### TASK INPUTS
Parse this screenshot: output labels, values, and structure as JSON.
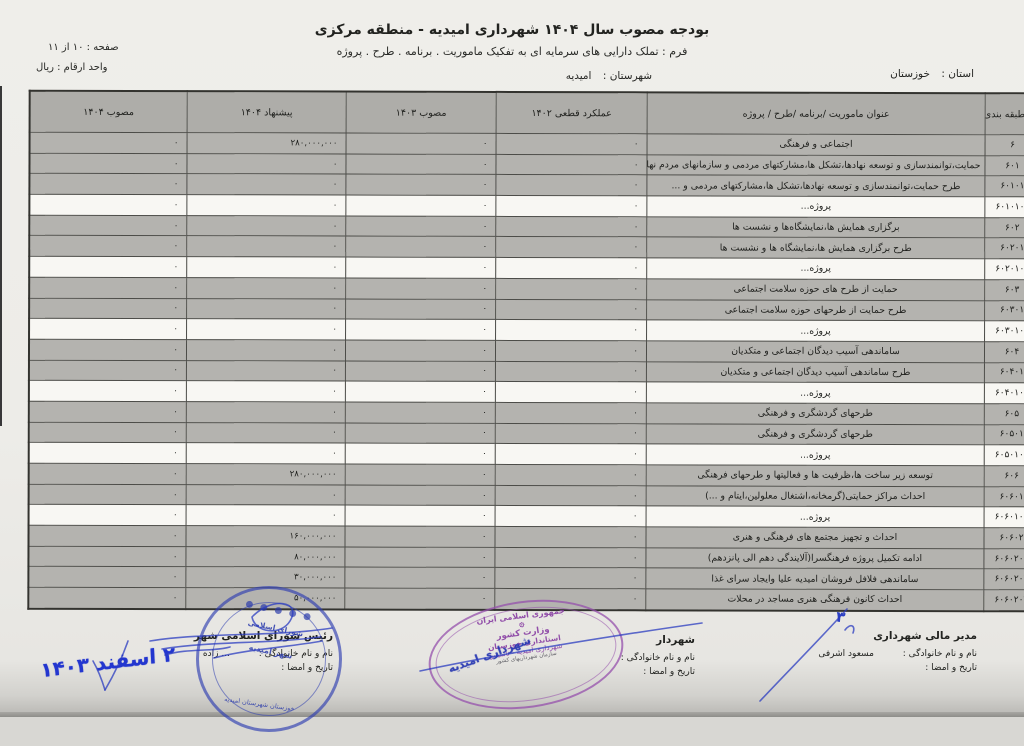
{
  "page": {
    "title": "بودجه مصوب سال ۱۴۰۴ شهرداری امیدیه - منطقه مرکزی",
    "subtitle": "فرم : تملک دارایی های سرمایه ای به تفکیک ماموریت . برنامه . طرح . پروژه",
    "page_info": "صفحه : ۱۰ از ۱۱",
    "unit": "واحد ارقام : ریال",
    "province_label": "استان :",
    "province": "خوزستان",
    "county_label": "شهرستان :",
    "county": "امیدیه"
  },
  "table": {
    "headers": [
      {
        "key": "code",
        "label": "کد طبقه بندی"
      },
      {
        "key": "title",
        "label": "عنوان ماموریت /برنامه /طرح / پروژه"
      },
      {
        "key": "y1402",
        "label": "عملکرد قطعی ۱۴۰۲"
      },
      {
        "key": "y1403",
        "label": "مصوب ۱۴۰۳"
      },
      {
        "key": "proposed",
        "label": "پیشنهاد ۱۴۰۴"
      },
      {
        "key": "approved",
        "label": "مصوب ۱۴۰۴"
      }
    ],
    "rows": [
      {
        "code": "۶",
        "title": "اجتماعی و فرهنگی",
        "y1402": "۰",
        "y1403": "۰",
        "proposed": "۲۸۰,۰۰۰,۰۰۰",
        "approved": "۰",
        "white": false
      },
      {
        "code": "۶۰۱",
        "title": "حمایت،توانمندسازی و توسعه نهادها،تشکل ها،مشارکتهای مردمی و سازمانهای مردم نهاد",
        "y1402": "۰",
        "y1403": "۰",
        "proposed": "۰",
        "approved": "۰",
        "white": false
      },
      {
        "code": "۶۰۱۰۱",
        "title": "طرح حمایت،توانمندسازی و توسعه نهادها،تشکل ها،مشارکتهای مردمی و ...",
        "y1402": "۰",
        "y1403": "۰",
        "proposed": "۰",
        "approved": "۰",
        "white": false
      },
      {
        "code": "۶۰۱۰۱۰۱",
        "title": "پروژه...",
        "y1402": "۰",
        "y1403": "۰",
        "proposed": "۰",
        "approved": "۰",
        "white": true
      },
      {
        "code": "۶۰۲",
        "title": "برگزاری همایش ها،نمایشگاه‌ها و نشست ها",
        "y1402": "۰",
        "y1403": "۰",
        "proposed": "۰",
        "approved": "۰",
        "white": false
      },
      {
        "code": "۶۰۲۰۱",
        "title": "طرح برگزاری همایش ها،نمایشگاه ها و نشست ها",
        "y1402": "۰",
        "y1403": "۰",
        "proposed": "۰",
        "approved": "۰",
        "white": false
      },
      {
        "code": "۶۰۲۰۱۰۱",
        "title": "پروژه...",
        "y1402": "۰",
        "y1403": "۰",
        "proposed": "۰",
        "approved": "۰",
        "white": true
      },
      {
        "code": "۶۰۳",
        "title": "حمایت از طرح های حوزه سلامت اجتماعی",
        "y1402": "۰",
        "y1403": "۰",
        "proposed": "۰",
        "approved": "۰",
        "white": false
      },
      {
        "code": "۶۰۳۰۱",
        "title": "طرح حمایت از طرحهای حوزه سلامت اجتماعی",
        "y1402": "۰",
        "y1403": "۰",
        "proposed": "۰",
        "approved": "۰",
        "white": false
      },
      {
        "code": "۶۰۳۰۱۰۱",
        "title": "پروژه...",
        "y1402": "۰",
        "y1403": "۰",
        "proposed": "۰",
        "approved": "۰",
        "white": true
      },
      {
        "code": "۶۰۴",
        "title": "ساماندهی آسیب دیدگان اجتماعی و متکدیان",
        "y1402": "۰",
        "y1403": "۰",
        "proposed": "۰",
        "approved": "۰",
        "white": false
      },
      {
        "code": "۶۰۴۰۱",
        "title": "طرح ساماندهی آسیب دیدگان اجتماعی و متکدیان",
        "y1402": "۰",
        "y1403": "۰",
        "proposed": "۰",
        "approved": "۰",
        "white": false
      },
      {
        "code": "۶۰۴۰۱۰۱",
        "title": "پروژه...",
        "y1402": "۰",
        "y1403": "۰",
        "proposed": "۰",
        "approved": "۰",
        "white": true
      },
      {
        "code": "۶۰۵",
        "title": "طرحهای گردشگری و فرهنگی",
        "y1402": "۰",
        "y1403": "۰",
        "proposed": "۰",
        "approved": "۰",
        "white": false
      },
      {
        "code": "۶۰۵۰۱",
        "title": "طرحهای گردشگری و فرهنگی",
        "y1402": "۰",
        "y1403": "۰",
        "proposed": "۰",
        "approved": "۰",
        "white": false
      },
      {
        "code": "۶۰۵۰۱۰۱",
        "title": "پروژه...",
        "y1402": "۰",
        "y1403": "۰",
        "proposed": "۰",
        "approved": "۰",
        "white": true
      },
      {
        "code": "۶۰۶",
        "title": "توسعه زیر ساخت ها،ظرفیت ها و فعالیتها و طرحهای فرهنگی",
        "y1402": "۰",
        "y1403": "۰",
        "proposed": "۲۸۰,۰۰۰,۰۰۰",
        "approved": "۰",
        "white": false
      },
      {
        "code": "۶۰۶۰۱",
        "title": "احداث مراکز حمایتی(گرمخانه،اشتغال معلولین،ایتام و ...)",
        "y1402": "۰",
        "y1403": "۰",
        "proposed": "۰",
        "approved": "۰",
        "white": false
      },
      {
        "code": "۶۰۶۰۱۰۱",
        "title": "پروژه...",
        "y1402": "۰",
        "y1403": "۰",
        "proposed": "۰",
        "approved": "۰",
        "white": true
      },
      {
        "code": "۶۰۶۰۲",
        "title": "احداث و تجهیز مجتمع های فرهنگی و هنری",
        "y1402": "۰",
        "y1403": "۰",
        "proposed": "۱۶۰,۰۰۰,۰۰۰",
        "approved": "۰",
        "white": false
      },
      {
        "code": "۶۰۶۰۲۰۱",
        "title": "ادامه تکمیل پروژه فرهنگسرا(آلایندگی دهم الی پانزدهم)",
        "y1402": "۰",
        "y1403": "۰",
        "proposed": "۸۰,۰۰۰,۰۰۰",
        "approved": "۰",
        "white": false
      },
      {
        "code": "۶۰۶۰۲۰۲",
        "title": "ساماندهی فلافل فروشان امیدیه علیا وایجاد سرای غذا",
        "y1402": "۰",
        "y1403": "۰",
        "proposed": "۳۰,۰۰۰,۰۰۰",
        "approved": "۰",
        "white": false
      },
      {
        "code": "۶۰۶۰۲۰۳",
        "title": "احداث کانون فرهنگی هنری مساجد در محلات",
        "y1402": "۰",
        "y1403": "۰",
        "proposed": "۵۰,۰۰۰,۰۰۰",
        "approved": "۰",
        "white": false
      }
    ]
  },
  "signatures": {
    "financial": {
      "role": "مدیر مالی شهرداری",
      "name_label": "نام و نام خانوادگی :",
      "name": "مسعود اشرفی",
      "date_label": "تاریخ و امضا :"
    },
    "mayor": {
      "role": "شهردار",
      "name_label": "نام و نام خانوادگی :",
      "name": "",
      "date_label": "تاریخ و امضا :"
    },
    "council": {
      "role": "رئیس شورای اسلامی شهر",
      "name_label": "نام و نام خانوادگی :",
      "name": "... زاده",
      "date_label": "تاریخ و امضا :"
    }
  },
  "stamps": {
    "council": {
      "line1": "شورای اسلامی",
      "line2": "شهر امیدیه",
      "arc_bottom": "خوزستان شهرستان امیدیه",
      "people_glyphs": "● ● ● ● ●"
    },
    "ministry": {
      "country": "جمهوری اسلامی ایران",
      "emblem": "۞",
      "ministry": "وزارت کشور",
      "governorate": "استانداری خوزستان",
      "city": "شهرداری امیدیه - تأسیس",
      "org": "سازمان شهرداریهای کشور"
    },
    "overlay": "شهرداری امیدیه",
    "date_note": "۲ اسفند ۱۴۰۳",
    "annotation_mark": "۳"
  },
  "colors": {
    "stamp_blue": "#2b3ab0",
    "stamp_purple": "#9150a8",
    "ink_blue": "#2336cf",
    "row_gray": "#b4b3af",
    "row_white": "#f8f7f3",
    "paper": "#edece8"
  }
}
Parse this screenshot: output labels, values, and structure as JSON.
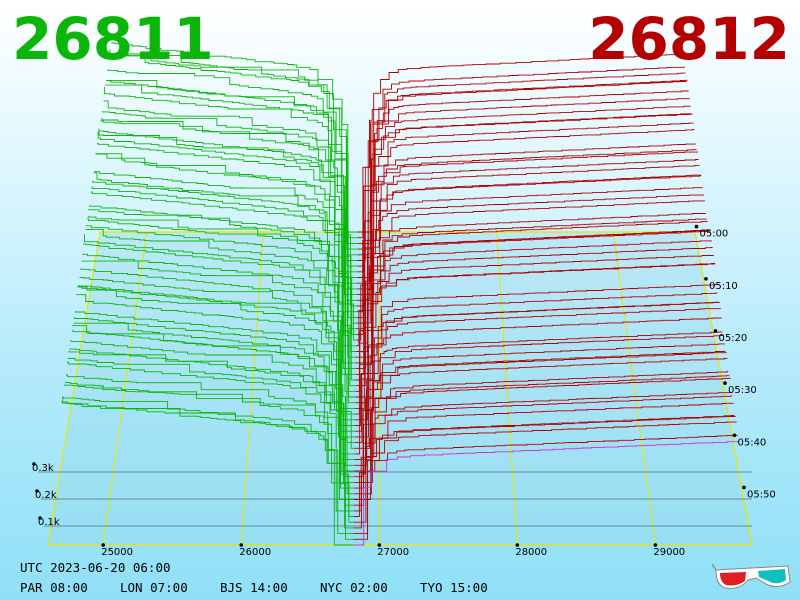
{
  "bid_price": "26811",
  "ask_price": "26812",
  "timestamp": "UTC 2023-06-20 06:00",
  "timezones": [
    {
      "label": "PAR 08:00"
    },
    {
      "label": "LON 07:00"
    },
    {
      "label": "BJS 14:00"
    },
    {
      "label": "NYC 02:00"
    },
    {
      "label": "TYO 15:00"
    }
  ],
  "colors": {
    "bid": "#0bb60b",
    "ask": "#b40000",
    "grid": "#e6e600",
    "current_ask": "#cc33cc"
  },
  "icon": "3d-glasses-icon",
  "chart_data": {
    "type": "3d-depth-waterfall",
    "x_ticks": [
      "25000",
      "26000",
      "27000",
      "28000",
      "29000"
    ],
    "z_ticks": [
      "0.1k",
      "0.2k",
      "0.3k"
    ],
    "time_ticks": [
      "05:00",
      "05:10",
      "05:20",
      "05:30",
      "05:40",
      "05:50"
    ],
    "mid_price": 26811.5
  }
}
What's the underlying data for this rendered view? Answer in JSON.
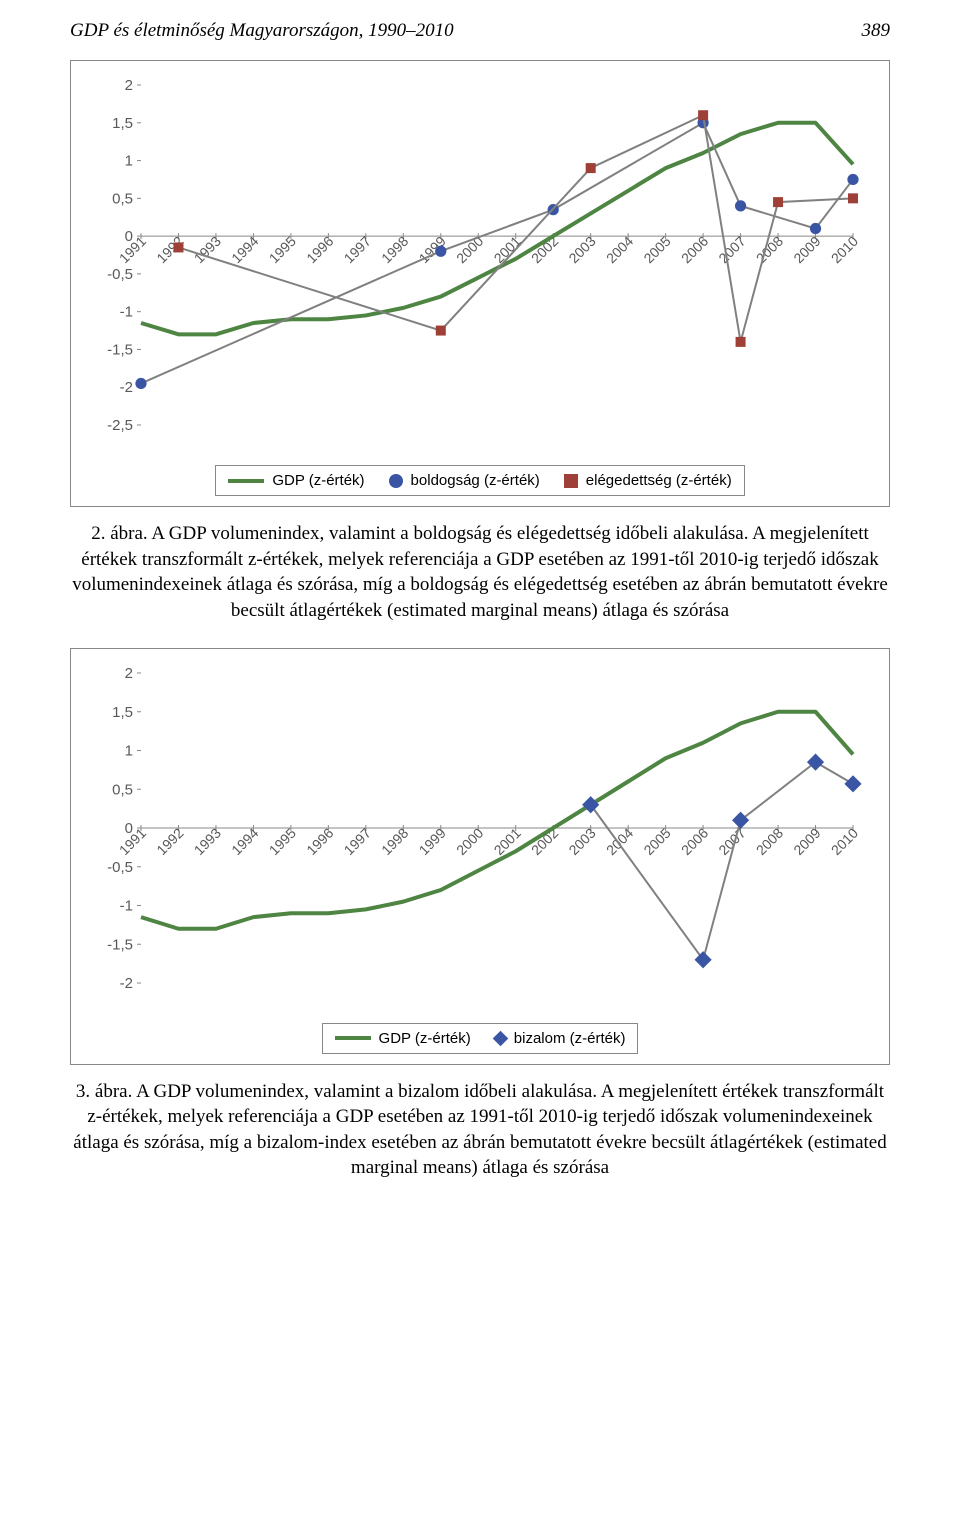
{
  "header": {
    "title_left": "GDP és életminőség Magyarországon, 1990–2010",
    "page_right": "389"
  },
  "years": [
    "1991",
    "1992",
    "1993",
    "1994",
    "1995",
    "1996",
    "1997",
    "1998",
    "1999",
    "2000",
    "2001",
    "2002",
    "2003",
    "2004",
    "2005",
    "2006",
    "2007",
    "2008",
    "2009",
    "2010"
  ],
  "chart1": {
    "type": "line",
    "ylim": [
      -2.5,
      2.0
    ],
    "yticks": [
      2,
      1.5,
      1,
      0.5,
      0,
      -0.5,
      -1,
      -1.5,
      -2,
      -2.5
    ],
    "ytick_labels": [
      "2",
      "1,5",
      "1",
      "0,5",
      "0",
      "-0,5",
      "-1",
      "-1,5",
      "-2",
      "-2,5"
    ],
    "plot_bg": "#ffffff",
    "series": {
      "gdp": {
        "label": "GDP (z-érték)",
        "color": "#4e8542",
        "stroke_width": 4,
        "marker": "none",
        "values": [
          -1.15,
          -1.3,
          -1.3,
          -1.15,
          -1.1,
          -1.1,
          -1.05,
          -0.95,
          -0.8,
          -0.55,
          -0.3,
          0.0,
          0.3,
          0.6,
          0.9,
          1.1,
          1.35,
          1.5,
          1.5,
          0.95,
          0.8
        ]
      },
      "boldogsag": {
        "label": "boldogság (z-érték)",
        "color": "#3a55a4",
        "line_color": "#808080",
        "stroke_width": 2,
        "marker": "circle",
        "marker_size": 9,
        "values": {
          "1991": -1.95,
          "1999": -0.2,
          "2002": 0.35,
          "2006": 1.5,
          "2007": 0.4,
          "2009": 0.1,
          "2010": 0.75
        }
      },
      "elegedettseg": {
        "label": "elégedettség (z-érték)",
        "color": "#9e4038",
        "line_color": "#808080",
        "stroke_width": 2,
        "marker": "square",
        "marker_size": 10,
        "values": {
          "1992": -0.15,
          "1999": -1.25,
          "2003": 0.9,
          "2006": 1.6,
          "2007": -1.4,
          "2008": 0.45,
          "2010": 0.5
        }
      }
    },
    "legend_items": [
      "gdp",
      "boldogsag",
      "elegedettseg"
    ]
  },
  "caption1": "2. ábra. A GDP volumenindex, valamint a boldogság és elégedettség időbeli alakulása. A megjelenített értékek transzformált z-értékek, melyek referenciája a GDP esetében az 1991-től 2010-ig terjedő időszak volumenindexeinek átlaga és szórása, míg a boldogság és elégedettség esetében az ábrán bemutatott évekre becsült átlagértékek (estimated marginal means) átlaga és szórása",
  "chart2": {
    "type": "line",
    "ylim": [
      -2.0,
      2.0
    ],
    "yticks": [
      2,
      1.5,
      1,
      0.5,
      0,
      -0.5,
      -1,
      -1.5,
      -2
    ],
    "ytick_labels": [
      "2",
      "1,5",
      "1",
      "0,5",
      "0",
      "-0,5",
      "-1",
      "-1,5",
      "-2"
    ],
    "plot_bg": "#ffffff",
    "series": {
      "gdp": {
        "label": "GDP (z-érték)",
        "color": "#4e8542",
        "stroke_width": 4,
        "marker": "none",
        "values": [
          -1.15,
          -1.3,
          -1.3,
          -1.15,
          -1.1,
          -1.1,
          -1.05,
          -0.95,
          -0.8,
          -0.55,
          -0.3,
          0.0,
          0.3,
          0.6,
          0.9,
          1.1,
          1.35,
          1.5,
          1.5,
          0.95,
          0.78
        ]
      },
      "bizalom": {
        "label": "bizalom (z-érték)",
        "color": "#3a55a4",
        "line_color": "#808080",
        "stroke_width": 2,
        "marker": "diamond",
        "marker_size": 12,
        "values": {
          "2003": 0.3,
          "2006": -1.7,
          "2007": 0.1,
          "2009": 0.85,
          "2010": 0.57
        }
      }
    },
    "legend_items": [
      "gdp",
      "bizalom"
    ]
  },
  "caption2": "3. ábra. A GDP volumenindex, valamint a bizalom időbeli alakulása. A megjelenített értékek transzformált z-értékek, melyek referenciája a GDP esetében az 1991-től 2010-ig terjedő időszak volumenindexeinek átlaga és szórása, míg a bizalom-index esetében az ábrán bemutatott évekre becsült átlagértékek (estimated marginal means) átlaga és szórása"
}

### EXERCISE OBJECTIVE
Filter the records above and return every line that holds the word "melyek".

### WRITTEN ANSWER
  "caption1": "2. ábra. A GDP volumenindex, valamint a boldogság és elégedettség időbeli alakulása. A megjelenített értékek transzformált z-értékek, melyek referenciája a GDP esetében az 1991-től 2010-ig terjedő időszak volumenindexeinek átlaga és szórása, míg a boldogság és elégedettség esetében az ábrán bemutatott évekre becsült átlagértékek (estimated marginal means) átlaga és szórása",
  "caption2": "3. ábra. A GDP volumenindex, valamint a bizalom időbeli alakulása. A megjelenített értékek transzformált z-értékek, melyek referenciája a GDP esetében az 1991-től 2010-ig terjedő időszak volumenindexeinek átlaga és szórása, míg a bizalom-index esetében az ábrán bemutatott évekre becsült átlagértékek (estimated marginal means) átlaga és szórása"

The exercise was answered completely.